— START OF RECORDS FOR PROCESSING —
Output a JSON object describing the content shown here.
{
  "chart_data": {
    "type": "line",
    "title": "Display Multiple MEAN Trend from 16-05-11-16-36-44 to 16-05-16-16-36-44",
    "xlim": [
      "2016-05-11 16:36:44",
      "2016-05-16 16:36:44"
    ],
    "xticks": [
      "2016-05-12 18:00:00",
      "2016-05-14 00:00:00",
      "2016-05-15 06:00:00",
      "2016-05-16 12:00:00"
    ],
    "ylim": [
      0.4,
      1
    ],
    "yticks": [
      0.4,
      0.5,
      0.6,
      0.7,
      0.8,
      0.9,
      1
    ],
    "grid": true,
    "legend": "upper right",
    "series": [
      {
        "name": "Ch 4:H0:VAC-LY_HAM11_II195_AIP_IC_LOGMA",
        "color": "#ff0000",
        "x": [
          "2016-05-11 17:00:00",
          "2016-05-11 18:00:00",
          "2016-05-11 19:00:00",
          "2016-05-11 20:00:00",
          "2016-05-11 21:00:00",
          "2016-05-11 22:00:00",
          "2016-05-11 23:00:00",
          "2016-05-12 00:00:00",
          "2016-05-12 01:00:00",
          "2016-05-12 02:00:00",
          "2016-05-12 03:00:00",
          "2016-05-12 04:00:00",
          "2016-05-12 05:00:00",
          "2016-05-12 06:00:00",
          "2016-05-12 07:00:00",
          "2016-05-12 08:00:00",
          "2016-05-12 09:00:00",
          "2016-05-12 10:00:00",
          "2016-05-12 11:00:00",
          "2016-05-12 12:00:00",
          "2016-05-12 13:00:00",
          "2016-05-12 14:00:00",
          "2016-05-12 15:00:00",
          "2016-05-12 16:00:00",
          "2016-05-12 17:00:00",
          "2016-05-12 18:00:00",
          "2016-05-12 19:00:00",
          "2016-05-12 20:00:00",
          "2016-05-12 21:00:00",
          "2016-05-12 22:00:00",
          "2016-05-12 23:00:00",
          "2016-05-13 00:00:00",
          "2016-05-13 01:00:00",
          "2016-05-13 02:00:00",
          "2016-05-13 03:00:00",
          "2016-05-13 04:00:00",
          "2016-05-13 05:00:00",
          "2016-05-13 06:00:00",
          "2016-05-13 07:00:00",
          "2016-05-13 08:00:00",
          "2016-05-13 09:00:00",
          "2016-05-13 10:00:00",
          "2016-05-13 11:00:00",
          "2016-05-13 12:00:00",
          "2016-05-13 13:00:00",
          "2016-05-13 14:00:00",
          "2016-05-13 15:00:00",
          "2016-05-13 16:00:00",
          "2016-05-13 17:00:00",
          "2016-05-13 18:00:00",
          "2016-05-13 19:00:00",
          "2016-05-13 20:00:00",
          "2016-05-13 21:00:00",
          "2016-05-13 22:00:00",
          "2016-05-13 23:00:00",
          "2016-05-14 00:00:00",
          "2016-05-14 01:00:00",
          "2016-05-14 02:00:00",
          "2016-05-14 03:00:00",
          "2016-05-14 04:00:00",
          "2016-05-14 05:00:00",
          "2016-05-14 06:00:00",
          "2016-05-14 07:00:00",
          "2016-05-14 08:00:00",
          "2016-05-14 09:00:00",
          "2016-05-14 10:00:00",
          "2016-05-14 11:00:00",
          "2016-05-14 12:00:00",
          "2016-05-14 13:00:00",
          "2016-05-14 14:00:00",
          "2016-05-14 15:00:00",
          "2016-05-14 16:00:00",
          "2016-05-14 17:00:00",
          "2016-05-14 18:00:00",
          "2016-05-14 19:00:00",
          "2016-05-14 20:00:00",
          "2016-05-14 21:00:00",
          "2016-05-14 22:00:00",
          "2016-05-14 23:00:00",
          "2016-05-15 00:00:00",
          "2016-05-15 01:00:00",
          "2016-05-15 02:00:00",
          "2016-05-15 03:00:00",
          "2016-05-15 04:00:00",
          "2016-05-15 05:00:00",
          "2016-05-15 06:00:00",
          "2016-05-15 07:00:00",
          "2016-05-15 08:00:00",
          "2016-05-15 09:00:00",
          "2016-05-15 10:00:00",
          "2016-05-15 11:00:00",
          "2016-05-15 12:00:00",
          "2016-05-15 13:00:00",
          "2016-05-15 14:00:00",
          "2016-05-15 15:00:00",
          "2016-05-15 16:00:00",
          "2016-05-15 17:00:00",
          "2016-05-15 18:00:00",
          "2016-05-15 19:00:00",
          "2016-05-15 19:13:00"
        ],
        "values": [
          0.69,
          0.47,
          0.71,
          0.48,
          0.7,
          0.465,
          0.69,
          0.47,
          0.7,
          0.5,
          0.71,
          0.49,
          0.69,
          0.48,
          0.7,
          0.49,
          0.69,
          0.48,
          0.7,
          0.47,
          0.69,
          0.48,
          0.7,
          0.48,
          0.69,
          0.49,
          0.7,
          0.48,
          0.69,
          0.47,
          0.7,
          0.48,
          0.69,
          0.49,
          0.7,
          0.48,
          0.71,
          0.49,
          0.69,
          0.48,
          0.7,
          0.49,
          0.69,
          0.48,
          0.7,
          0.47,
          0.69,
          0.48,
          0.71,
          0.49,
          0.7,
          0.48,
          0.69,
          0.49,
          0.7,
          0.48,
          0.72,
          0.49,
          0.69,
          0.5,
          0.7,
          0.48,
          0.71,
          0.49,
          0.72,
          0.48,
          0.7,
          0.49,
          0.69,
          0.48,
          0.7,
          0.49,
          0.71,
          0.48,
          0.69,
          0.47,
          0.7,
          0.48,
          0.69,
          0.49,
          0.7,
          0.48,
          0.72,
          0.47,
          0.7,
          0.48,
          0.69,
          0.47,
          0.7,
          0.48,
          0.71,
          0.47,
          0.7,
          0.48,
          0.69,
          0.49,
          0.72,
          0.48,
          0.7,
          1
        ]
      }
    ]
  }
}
— END OF RECORDS FOR PROCESSING —
TASK TO COMPLETE: Reproduce the material exactly, with every line intact.

THE COMPLETED TASK:
Output a JSON object describing the content shown here.
{
  "chart_data": {
    "type": "line",
    "title": "Display Multiple MEAN Trend from 16-05-11-16-36-44 to 16-05-16-16-36-44",
    "xlim": [
      "2016-05-11 16:36:44",
      "2016-05-16 16:36:44"
    ],
    "xticks": [
      "2016-05-12 18:00:00",
      "2016-05-14 00:00:00",
      "2016-05-15 06:00:00",
      "2016-05-16 12:00:00"
    ],
    "ylim": [
      0.4,
      1
    ],
    "yticks": [
      0.4,
      0.5,
      0.6,
      0.7,
      0.8,
      0.9,
      1
    ],
    "grid": true,
    "legend": "upper right",
    "series": [
      {
        "name": "Ch 4:H0:VAC-LY_HAM11_II195_AIP_IC_LOGMA",
        "color": "#ff0000",
        "x": [
          "2016-05-11 17:00:00",
          "2016-05-11 18:00:00",
          "2016-05-11 19:00:00",
          "2016-05-11 20:00:00",
          "2016-05-11 21:00:00",
          "2016-05-11 22:00:00",
          "2016-05-11 23:00:00",
          "2016-05-12 00:00:00",
          "2016-05-12 01:00:00",
          "2016-05-12 02:00:00",
          "2016-05-12 03:00:00",
          "2016-05-12 04:00:00",
          "2016-05-12 05:00:00",
          "2016-05-12 06:00:00",
          "2016-05-12 07:00:00",
          "2016-05-12 08:00:00",
          "2016-05-12 09:00:00",
          "2016-05-12 10:00:00",
          "2016-05-12 11:00:00",
          "2016-05-12 12:00:00",
          "2016-05-12 13:00:00",
          "2016-05-12 14:00:00",
          "2016-05-12 15:00:00",
          "2016-05-12 16:00:00",
          "2016-05-12 17:00:00",
          "2016-05-12 18:00:00",
          "2016-05-12 19:00:00",
          "2016-05-12 20:00:00",
          "2016-05-12 21:00:00",
          "2016-05-12 22:00:00",
          "2016-05-12 23:00:00",
          "2016-05-13 00:00:00",
          "2016-05-13 01:00:00",
          "2016-05-13 02:00:00",
          "2016-05-13 03:00:00",
          "2016-05-13 04:00:00",
          "2016-05-13 05:00:00",
          "2016-05-13 06:00:00",
          "2016-05-13 07:00:00",
          "2016-05-13 08:00:00",
          "2016-05-13 09:00:00",
          "2016-05-13 10:00:00",
          "2016-05-13 11:00:00",
          "2016-05-13 12:00:00",
          "2016-05-13 13:00:00",
          "2016-05-13 14:00:00",
          "2016-05-13 15:00:00",
          "2016-05-13 16:00:00",
          "2016-05-13 17:00:00",
          "2016-05-13 18:00:00",
          "2016-05-13 19:00:00",
          "2016-05-13 20:00:00",
          "2016-05-13 21:00:00",
          "2016-05-13 22:00:00",
          "2016-05-13 23:00:00",
          "2016-05-14 00:00:00",
          "2016-05-14 01:00:00",
          "2016-05-14 02:00:00",
          "2016-05-14 03:00:00",
          "2016-05-14 04:00:00",
          "2016-05-14 05:00:00",
          "2016-05-14 06:00:00",
          "2016-05-14 07:00:00",
          "2016-05-14 08:00:00",
          "2016-05-14 09:00:00",
          "2016-05-14 10:00:00",
          "2016-05-14 11:00:00",
          "2016-05-14 12:00:00",
          "2016-05-14 13:00:00",
          "2016-05-14 14:00:00",
          "2016-05-14 15:00:00",
          "2016-05-14 16:00:00",
          "2016-05-14 17:00:00",
          "2016-05-14 18:00:00",
          "2016-05-14 19:00:00",
          "2016-05-14 20:00:00",
          "2016-05-14 21:00:00",
          "2016-05-14 22:00:00",
          "2016-05-14 23:00:00",
          "2016-05-15 00:00:00",
          "2016-05-15 01:00:00",
          "2016-05-15 02:00:00",
          "2016-05-15 03:00:00",
          "2016-05-15 04:00:00",
          "2016-05-15 05:00:00",
          "2016-05-15 06:00:00",
          "2016-05-15 07:00:00",
          "2016-05-15 08:00:00",
          "2016-05-15 09:00:00",
          "2016-05-15 10:00:00",
          "2016-05-15 11:00:00",
          "2016-05-15 12:00:00",
          "2016-05-15 13:00:00",
          "2016-05-15 14:00:00",
          "2016-05-15 15:00:00",
          "2016-05-15 16:00:00",
          "2016-05-15 17:00:00",
          "2016-05-15 18:00:00",
          "2016-05-15 19:00:00",
          "2016-05-15 19:13:00"
        ],
        "values": [
          0.69,
          0.47,
          0.71,
          0.48,
          0.7,
          0.465,
          0.69,
          0.47,
          0.7,
          0.5,
          0.71,
          0.49,
          0.69,
          0.48,
          0.7,
          0.49,
          0.69,
          0.48,
          0.7,
          0.47,
          0.69,
          0.48,
          0.7,
          0.48,
          0.69,
          0.49,
          0.7,
          0.48,
          0.69,
          0.47,
          0.7,
          0.48,
          0.69,
          0.49,
          0.7,
          0.48,
          0.71,
          0.49,
          0.69,
          0.48,
          0.7,
          0.49,
          0.69,
          0.48,
          0.7,
          0.47,
          0.69,
          0.48,
          0.71,
          0.49,
          0.7,
          0.48,
          0.69,
          0.49,
          0.7,
          0.48,
          0.72,
          0.49,
          0.69,
          0.5,
          0.7,
          0.48,
          0.71,
          0.49,
          0.72,
          0.48,
          0.7,
          0.49,
          0.69,
          0.48,
          0.7,
          0.49,
          0.71,
          0.48,
          0.69,
          0.47,
          0.7,
          0.48,
          0.69,
          0.49,
          0.7,
          0.48,
          0.72,
          0.47,
          0.7,
          0.48,
          0.69,
          0.47,
          0.7,
          0.48,
          0.71,
          0.47,
          0.7,
          0.48,
          0.69,
          0.49,
          0.72,
          0.48,
          0.7,
          1
        ]
      }
    ]
  }
}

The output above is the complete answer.